_DIRECTIVE_
Can you turn the listing below into a JSON list of strings, with one string per line and blank lines omitted?

_INFORMATION SHOWN_
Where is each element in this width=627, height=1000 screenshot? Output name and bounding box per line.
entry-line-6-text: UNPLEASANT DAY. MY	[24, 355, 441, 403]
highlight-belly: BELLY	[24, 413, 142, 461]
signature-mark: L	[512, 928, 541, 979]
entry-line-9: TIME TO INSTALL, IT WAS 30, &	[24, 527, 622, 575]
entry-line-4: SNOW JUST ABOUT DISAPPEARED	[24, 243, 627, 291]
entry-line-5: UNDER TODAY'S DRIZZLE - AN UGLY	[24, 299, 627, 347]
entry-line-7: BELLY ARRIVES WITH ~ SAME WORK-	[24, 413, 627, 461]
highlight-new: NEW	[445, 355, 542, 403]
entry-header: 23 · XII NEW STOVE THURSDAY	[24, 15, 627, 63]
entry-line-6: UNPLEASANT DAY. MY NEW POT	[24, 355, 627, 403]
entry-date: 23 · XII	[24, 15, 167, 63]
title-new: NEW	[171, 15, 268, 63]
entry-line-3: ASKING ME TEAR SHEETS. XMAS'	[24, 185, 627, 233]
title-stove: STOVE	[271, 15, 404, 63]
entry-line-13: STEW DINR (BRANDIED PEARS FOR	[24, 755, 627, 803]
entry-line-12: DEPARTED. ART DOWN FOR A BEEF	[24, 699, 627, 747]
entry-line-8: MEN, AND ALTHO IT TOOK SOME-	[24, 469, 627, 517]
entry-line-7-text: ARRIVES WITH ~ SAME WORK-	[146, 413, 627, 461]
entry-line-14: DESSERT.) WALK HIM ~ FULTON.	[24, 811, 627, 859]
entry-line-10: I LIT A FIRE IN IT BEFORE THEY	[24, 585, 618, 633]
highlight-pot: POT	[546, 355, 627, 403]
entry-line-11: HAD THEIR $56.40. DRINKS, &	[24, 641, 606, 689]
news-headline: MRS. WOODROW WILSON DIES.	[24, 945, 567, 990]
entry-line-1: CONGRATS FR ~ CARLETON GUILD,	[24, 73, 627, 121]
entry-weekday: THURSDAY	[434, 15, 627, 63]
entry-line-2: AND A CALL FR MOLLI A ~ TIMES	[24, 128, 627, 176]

_SOLUTION FOR THIS EXERCISE_
[
  "Where is each element in this width=627, height=1000 screenshot? Output name and bounding box per line.",
  "entry-line-6-text: UNPLEASANT DAY. MY\t[24, 355, 441, 403]",
  "highlight-belly: BELLY\t[24, 413, 142, 461]",
  "signature-mark: L\t[512, 928, 541, 979]",
  "entry-line-9: TIME TO INSTALL, IT WAS 30, &\t[24, 527, 622, 575]",
  "entry-line-4: SNOW JUST ABOUT DISAPPEARED\t[24, 243, 627, 291]",
  "entry-line-5: UNDER TODAY'S DRIZZLE - AN UGLY\t[24, 299, 627, 347]",
  "entry-line-7: BELLY ARRIVES WITH ~ SAME WORK-\t[24, 413, 627, 461]",
  "highlight-new: NEW\t[445, 355, 542, 403]",
  "entry-header: 23 · XII NEW STOVE THURSDAY\t[24, 15, 627, 63]",
  "entry-line-6: UNPLEASANT DAY. MY NEW POT\t[24, 355, 627, 403]",
  "entry-date: 23 · XII\t[24, 15, 167, 63]",
  "title-new: NEW\t[171, 15, 268, 63]",
  "entry-line-3: ASKING ME TEAR SHEETS. XMAS'\t[24, 185, 627, 233]",
  "title-stove: STOVE\t[271, 15, 404, 63]",
  "entry-line-13: STEW DINR (BRANDIED PEARS FOR\t[24, 755, 627, 803]",
  "entry-line-12: DEPARTED. ART DOWN FOR A BEEF\t[24, 699, 627, 747]",
  "entry-line-8: MEN, AND ALTHO IT TOOK SOME-\t[24, 469, 627, 517]",
  "entry-line-7-text: ARRIVES WITH ~ SAME WORK-\t[146, 413, 627, 461]",
  "entry-line-14: DESSERT.) WALK HIM ~ FULTON.\t[24, 811, 627, 859]",
  "entry-line-10: I LIT A FIRE IN IT BEFORE THEY\t[24, 585, 618, 633]",
  "highlight-pot: POT\t[546, 355, 627, 403]",
  "entry-line-11: HAD THEIR $56.40. DRINKS, &\t[24, 641, 606, 689]",
  "news-headline: MRS. WOODROW WILSON DIES.\t[24, 945, 567, 990]",
  "entry-line-1: CONGRATS FR ~ CARLETON GUILD,\t[24, 73, 627, 121]",
  "entry-weekday: THURSDAY\t[434, 15, 627, 63]",
  "entry-line-2: AND A CALL FR MOLLI A ~ TIMES\t[24, 128, 627, 176]"
]